» **EXERCISE DETAILS**
Look at the entries below and reproduce them exactly.

» **PROVIDED RECORDS**
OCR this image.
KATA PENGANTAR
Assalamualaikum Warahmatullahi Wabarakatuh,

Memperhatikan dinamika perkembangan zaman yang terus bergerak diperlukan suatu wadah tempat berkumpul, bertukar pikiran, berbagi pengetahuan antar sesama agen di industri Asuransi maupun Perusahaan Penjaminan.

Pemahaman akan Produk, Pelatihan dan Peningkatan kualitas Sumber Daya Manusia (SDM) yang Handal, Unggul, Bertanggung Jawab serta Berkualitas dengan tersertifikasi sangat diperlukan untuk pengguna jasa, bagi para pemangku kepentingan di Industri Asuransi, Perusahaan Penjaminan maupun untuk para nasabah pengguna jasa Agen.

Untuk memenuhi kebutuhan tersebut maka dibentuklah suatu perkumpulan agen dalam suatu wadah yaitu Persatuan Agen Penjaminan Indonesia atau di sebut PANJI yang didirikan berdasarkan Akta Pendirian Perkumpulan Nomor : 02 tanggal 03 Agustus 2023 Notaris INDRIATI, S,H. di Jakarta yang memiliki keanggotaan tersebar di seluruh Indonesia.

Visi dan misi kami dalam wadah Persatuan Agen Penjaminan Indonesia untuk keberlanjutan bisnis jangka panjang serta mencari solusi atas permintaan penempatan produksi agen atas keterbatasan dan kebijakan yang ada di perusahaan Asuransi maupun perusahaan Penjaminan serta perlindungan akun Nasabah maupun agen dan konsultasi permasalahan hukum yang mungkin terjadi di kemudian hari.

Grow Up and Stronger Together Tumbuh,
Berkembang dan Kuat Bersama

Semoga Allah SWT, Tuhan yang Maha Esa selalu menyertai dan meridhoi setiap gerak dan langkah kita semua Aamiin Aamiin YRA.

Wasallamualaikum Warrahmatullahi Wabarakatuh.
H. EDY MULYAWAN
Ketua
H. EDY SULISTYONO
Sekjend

» **TASK SOLUTION**
OCR this image.
KATA PENGANTAR
Assalamualaikum Warahmatullahi Wabarakatuh,

Memperhatikan dinamika perkembangan zaman yang terus bergerak diperlukan suatu wadah tempat berkumpul, bertukar pikiran, berbagi pengetahuan antar sesama agen di industri Asuransi maupun Perusahaan Penjaminan.

Pemahaman akan Produk, Pelatihan dan Peningkatan kualitas Sumber Daya Manusia (SDM) yang Handal, Unggul, Bertanggung Jawab serta Berkualitas dengan tersertifikasi sangat diperlukan untuk pengguna jasa, bagi para pemangku kepentingan di Industri Asuransi, Perusahaan Penjaminan maupun untuk para nasabah pengguna jasa Agen.

Untuk memenuhi kebutuhan tersebut maka dibentuklah suatu perkumpulan agen dalam suatu wadah yaitu Persatuan Agen Penjaminan Indonesia atau di sebut PANJI yang didirikan berdasarkan Akta Pendirian Perkumpulan Nomor : 02 tanggal 03 Agustus 2023 Notaris INDRIATI, S,H. di Jakarta yang memiliki keanggotaan tersebar di seluruh Indonesia.

Visi dan misi kami dalam wadah Persatuan Agen Penjaminan Indonesia untuk keberlanjutan bisnis jangka panjang serta mencari solusi atas permintaan penempatan produksi agen atas keterbatasan dan kebijakan yang ada di perusahaan Asuransi maupun perusahaan Penjaminan serta perlindungan akun Nasabah maupun agen dan konsultasi permasalahan hukum yang mungkin terjadi di kemudian hari.

Grow Up and Stronger Together Tumbuh,
Berkembang dan Kuat Bersama

Semoga Allah SWT, Tuhan yang Maha Esa selalu menyertai dan meridhoi setiap gerak dan langkah kita semua Aamiin Aamiin YRA.

Wasallamualaikum Warrahmatullahi Wabarakatuh.
H. EDY MULYAWAN
Ketua
H. EDY SULISTYONO
Sekjend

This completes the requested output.